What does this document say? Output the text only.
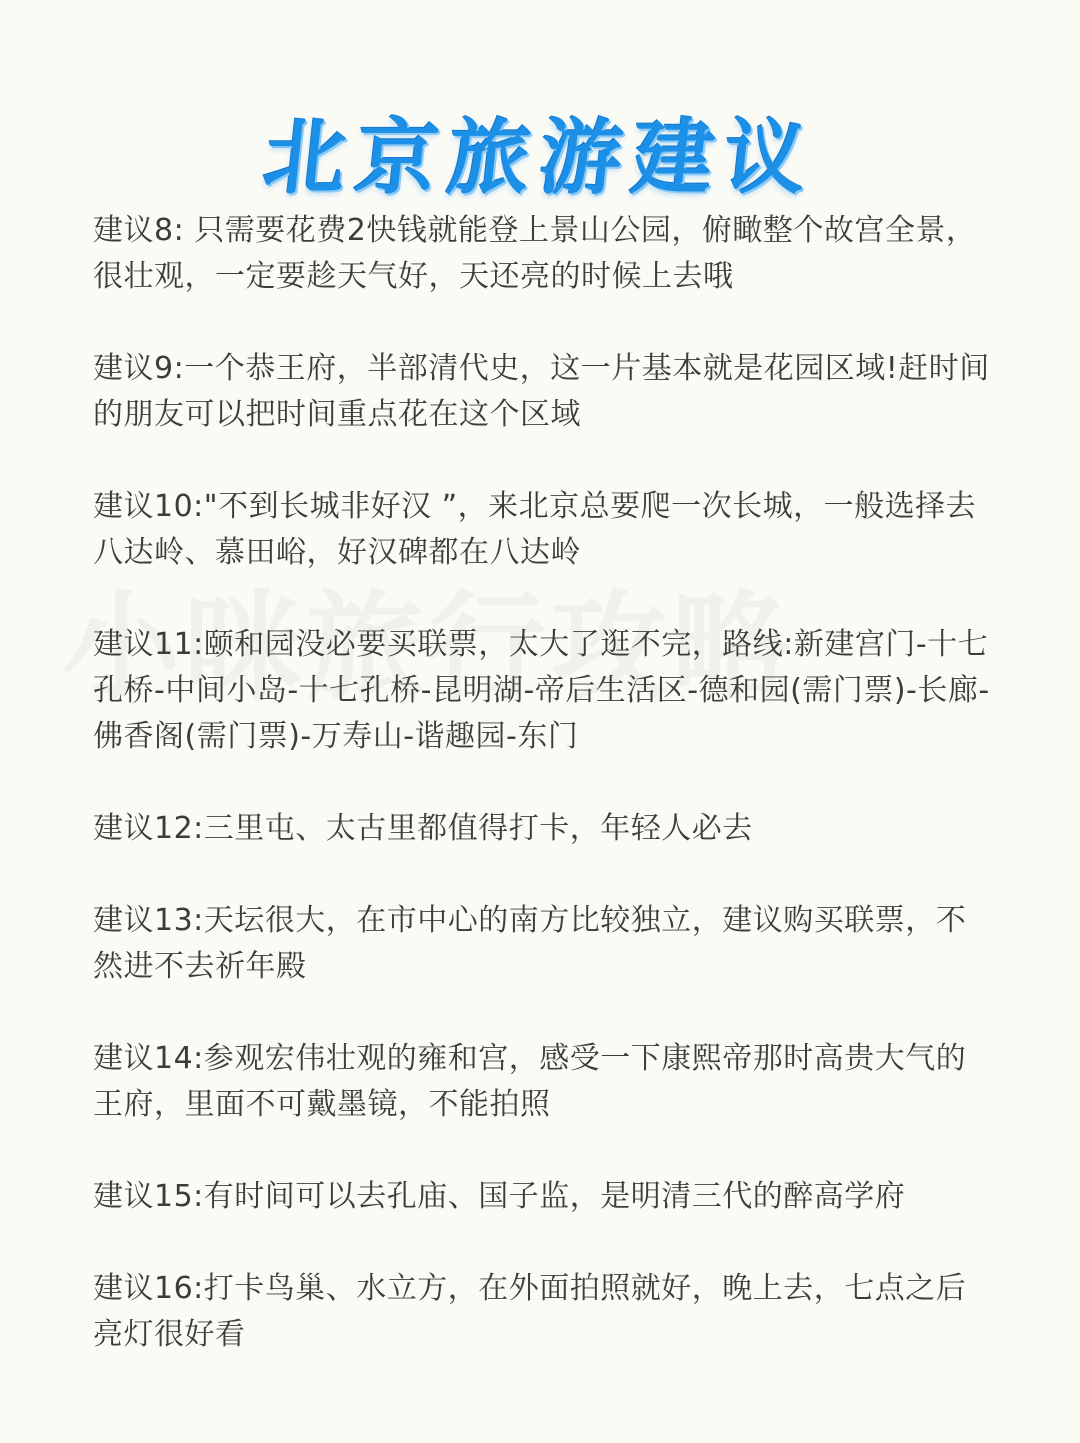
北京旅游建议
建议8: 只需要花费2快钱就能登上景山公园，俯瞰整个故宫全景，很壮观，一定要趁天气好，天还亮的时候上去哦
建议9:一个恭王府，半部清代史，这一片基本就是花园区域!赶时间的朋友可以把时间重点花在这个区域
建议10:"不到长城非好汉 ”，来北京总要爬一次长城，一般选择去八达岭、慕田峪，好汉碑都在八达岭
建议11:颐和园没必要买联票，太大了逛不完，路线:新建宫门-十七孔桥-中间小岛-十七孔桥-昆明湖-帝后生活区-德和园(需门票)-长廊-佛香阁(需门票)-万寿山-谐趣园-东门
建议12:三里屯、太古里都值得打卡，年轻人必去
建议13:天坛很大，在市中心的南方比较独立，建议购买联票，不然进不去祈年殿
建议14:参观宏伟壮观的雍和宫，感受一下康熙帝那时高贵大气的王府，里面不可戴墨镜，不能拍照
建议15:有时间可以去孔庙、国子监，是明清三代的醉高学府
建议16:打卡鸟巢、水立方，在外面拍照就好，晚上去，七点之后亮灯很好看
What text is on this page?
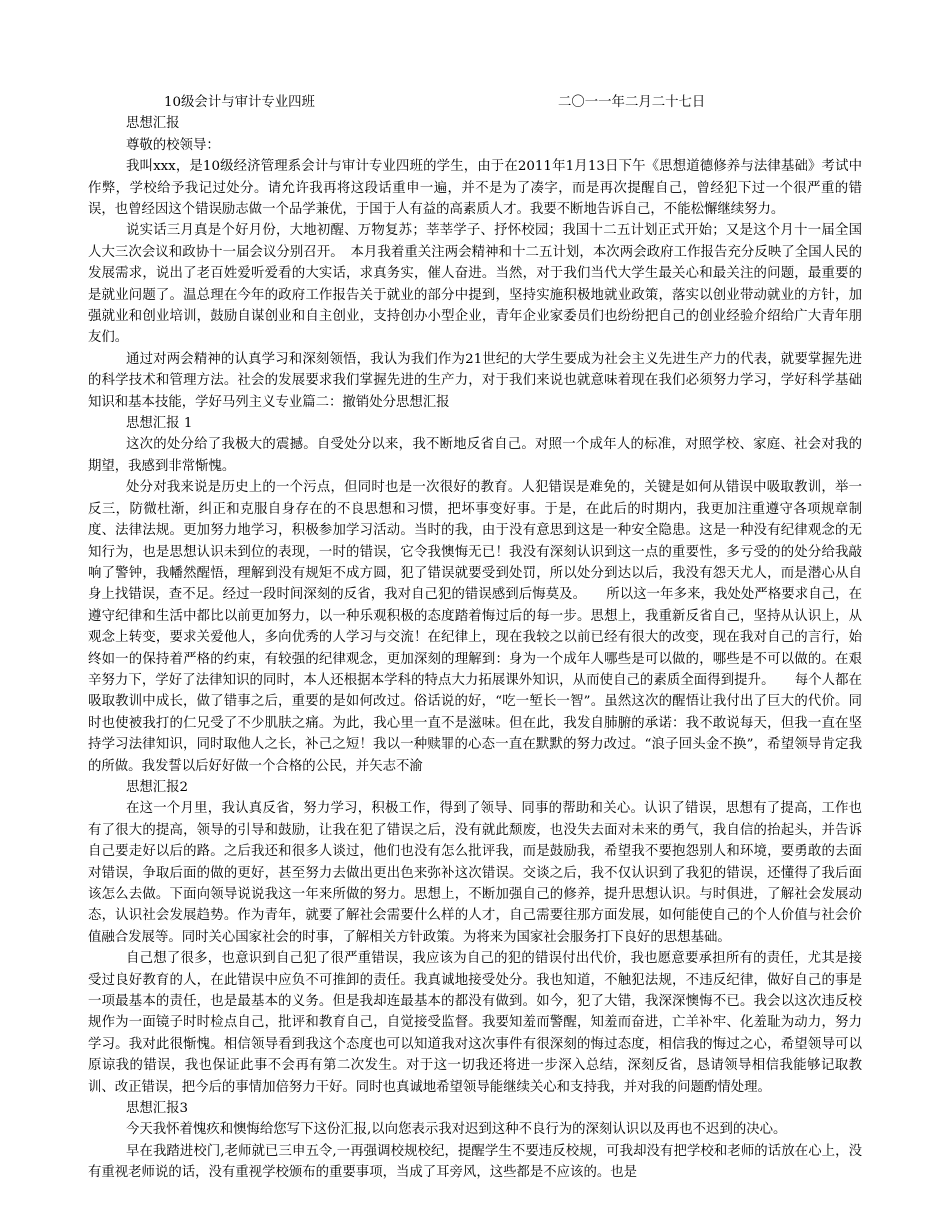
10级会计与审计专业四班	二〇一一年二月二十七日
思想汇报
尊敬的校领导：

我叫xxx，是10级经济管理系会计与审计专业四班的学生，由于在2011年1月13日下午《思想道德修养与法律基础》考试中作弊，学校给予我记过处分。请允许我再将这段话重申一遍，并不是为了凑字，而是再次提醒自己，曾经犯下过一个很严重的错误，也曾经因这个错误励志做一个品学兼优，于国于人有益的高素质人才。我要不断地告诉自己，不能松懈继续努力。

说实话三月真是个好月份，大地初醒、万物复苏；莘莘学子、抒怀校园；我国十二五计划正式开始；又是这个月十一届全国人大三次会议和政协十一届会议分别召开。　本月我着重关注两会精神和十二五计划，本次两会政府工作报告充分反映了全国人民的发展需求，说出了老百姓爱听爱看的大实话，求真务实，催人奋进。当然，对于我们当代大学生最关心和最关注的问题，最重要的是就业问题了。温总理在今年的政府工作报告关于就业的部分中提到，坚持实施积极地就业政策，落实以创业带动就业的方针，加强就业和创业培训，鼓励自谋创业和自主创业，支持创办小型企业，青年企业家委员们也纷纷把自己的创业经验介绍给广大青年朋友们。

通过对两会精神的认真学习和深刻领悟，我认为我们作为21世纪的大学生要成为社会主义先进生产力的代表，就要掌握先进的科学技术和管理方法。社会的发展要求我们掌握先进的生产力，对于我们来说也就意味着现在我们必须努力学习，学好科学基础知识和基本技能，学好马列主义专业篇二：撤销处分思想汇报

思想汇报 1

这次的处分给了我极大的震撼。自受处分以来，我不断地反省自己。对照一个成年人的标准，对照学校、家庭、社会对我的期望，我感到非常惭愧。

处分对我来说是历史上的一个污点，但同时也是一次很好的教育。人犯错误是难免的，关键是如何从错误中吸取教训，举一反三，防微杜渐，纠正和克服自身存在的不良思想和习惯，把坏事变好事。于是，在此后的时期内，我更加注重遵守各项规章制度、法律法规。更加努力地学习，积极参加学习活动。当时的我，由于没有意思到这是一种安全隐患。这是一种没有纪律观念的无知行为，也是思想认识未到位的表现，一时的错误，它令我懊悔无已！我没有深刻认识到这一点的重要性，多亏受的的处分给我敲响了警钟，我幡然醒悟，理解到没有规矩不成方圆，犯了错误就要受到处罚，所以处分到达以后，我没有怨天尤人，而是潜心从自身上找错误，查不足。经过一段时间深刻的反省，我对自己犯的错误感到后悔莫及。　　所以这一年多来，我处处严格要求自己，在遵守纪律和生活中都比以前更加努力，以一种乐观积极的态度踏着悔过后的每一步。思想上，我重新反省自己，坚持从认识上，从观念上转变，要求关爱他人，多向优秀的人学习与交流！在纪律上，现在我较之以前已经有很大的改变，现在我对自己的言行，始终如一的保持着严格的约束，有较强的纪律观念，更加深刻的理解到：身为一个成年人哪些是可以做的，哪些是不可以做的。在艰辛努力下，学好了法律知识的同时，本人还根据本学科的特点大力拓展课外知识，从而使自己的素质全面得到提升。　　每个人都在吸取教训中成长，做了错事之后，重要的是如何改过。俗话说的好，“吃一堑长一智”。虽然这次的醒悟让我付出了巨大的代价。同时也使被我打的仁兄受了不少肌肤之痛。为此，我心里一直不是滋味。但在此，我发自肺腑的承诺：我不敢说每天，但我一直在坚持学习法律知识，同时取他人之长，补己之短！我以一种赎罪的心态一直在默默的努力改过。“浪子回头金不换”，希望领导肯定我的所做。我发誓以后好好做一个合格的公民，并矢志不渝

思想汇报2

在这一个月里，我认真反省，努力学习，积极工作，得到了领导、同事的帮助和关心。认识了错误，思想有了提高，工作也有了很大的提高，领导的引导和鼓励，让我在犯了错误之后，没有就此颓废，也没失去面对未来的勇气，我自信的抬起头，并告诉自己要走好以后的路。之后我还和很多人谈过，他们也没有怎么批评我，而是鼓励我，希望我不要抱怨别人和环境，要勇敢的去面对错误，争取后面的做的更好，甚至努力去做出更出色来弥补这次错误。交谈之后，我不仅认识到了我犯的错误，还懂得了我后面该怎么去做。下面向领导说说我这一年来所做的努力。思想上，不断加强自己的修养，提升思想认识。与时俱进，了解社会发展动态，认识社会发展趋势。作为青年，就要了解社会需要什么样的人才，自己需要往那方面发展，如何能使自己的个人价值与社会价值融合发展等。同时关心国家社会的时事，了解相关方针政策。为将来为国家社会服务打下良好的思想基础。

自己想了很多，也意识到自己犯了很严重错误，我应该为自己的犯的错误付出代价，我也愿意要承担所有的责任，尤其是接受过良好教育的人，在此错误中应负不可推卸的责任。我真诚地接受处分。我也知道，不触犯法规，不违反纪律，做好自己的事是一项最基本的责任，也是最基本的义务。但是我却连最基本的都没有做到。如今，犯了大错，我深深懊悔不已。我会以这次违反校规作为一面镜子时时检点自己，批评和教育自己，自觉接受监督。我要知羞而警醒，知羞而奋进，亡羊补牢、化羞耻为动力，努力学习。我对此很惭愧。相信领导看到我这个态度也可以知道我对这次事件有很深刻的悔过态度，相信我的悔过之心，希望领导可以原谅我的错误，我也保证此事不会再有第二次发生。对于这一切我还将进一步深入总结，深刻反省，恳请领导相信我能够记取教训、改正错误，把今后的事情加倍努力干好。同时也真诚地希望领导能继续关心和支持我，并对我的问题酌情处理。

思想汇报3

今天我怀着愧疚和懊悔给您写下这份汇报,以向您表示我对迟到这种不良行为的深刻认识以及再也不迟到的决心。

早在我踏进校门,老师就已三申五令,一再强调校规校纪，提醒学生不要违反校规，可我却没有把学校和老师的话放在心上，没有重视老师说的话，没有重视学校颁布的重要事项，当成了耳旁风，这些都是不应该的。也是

• **Work required**: Output an exact copy of the material, with the pictures removed.

• **Task response**:
What does this document say? Output the text only.
北京旅游建议
建议8: 只需要花费2快钱就能登上景山公园，俯瞰整个故宫全景，很壮观，一定要趁天气好，天还亮的时候上去哦
建议9:一个恭王府，半部清代史，这一片基本就是花园区域!赶时间的朋友可以把时间重点花在这个区域
建议10:"不到长城非好汉 ”，来北京总要爬一次长城，一般选择去八达岭、慕田峪，好汉碑都在八达岭
建议11:颐和园没必要买联票，太大了逛不完，路线:新建宫门-十七孔桥-中间小岛-十七孔桥-昆明湖-帝后生活区-德和园(需门票)-长廊-佛香阁(需门票)-万寿山-谐趣园-东门
建议12:三里屯、太古里都值得打卡，年轻人必去
建议13:天坛很大，在市中心的南方比较独立，建议购买联票，不然进不去祈年殿
建议14:参观宏伟壮观的雍和宫，感受一下康熙帝那时高贵大气的王府，里面不可戴墨镜，不能拍照
建议15:有时间可以去孔庙、国子监，是明清三代的醉高学府
建议16:打卡鸟巢、水立方，在外面拍照就好，晚上去，七点之后亮灯很好看
What text is on this page?
10级会计与审计专业四班	二〇一一年二月二十七日
思想汇报
尊敬的校领导：

我叫xxx，是10级经济管理系会计与审计专业四班的学生，由于在2011年1月13日下午《思想道德修养与法律基础》考试中作弊，学校给予我记过处分。请允许我再将这段话重申一遍，并不是为了凑字，而是再次提醒自己，曾经犯下过一个很严重的错误，也曾经因这个错误励志做一个品学兼优，于国于人有益的高素质人才。我要不断地告诉自己，不能松懈继续努力。

说实话三月真是个好月份，大地初醒、万物复苏；莘莘学子、抒怀校园；我国十二五计划正式开始；又是这个月十一届全国人大三次会议和政协十一届会议分别召开。　本月我着重关注两会精神和十二五计划，本次两会政府工作报告充分反映了全国人民的发展需求，说出了老百姓爱听爱看的大实话，求真务实，催人奋进。当然，对于我们当代大学生最关心和最关注的问题，最重要的是就业问题了。温总理在今年的政府工作报告关于就业的部分中提到，坚持实施积极地就业政策，落实以创业带动就业的方针，加强就业和创业培训，鼓励自谋创业和自主创业，支持创办小型企业，青年企业家委员们也纷纷把自己的创业经验介绍给广大青年朋友们。

通过对两会精神的认真学习和深刻领悟，我认为我们作为21世纪的大学生要成为社会主义先进生产力的代表，就要掌握先进的科学技术和管理方法。社会的发展要求我们掌握先进的生产力，对于我们来说也就意味着现在我们必须努力学习，学好科学基础知识和基本技能，学好马列主义专业篇二：撤销处分思想汇报

思想汇报 1

这次的处分给了我极大的震撼。自受处分以来，我不断地反省自己。对照一个成年人的标准，对照学校、家庭、社会对我的期望，我感到非常惭愧。

处分对我来说是历史上的一个污点，但同时也是一次很好的教育。人犯错误是难免的，关键是如何从错误中吸取教训，举一反三，防微杜渐，纠正和克服自身存在的不良思想和习惯，把坏事变好事。于是，在此后的时期内，我更加注重遵守各项规章制度、法律法规。更加努力地学习，积极参加学习活动。当时的我，由于没有意思到这是一种安全隐患。这是一种没有纪律观念的无知行为，也是思想认识未到位的表现，一时的错误，它令我懊悔无已！我没有深刻认识到这一点的重要性，多亏受的的处分给我敲响了警钟，我幡然醒悟，理解到没有规矩不成方圆，犯了错误就要受到处罚，所以处分到达以后，我没有怨天尤人，而是潜心从自身上找错误，查不足。经过一段时间深刻的反省，我对自己犯的错误感到后悔莫及。　　所以这一年多来，我处处严格要求自己，在遵守纪律和生活中都比以前更加努力，以一种乐观积极的态度踏着悔过后的每一步。思想上，我重新反省自己，坚持从认识上，从观念上转变，要求关爱他人，多向优秀的人学习与交流！在纪律上，现在我较之以前已经有很大的改变，现在我对自己的言行，始终如一的保持着严格的约束，有较强的纪律观念，更加深刻的理解到：身为一个成年人哪些是可以做的，哪些是不可以做的。在艰辛努力下，学好了法律知识的同时，本人还根据本学科的特点大力拓展课外知识，从而使自己的素质全面得到提升。　　每个人都在吸取教训中成长，做了错事之后，重要的是如何改过。俗话说的好，“吃一堑长一智”。虽然这次的醒悟让我付出了巨大的代价。同时也使被我打的仁兄受了不少肌肤之痛。为此，我心里一直不是滋味。但在此，我发自肺腑的承诺：我不敢说每天，但我一直在坚持学习法律知识，同时取他人之长，补己之短！我以一种赎罪的心态一直在默默的努力改过。“浪子回头金不换”，希望领导肯定我的所做。我发誓以后好好做一个合格的公民，并矢志不渝

思想汇报2

在这一个月里，我认真反省，努力学习，积极工作，得到了领导、同事的帮助和关心。认识了错误，思想有了提高，工作也有了很大的提高，领导的引导和鼓励，让我在犯了错误之后，没有就此颓废，也没失去面对未来的勇气，我自信的抬起头，并告诉自己要走好以后的路。之后我还和很多人谈过，他们也没有怎么批评我，而是鼓励我，希望我不要抱怨别人和环境，要勇敢的去面对错误，争取后面的做的更好，甚至努力去做出更出色来弥补这次错误。交谈之后，我不仅认识到了我犯的错误，还懂得了我后面该怎么去做。下面向领导说说我这一年来所做的努力。思想上，不断加强自己的修养，提升思想认识。与时俱进，了解社会发展动态，认识社会发展趋势。作为青年，就要了解社会需要什么样的人才，自己需要往那方面发展，如何能使自己的个人价值与社会价值融合发展等。同时关心国家社会的时事，了解相关方针政策。为将来为国家社会服务打下良好的思想基础。

自己想了很多，也意识到自己犯了很严重错误，我应该为自己的犯的错误付出代价，我也愿意要承担所有的责任，尤其是接受过良好教育的人，在此错误中应负不可推卸的责任。我真诚地接受处分。我也知道，不触犯法规，不违反纪律，做好自己的事是一项最基本的责任，也是最基本的义务。但是我却连最基本的都没有做到。如今，犯了大错，我深深懊悔不已。我会以这次违反校规作为一面镜子时时检点自己，批评和教育自己，自觉接受监督。我要知羞而警醒，知羞而奋进，亡羊补牢、化羞耻为动力，努力学习。我对此很惭愧。相信领导看到我这个态度也可以知道我对这次事件有很深刻的悔过态度，相信我的悔过之心，希望领导可以原谅我的错误，我也保证此事不会再有第二次发生。对于这一切我还将进一步深入总结，深刻反省，恳请领导相信我能够记取教训、改正错误，把今后的事情加倍努力干好。同时也真诚地希望领导能继续关心和支持我，并对我的问题酌情处理。

思想汇报3

今天我怀着愧疚和懊悔给您写下这份汇报,以向您表示我对迟到这种不良行为的深刻认识以及再也不迟到的决心。

早在我踏进校门,老师就已三申五令,一再强调校规校纪，提醒学生不要违反校规，可我却没有把学校和老师的话放在心上，没有重视老师说的话，没有重视学校颁布的重要事项，当成了耳旁风，这些都是不应该的。也是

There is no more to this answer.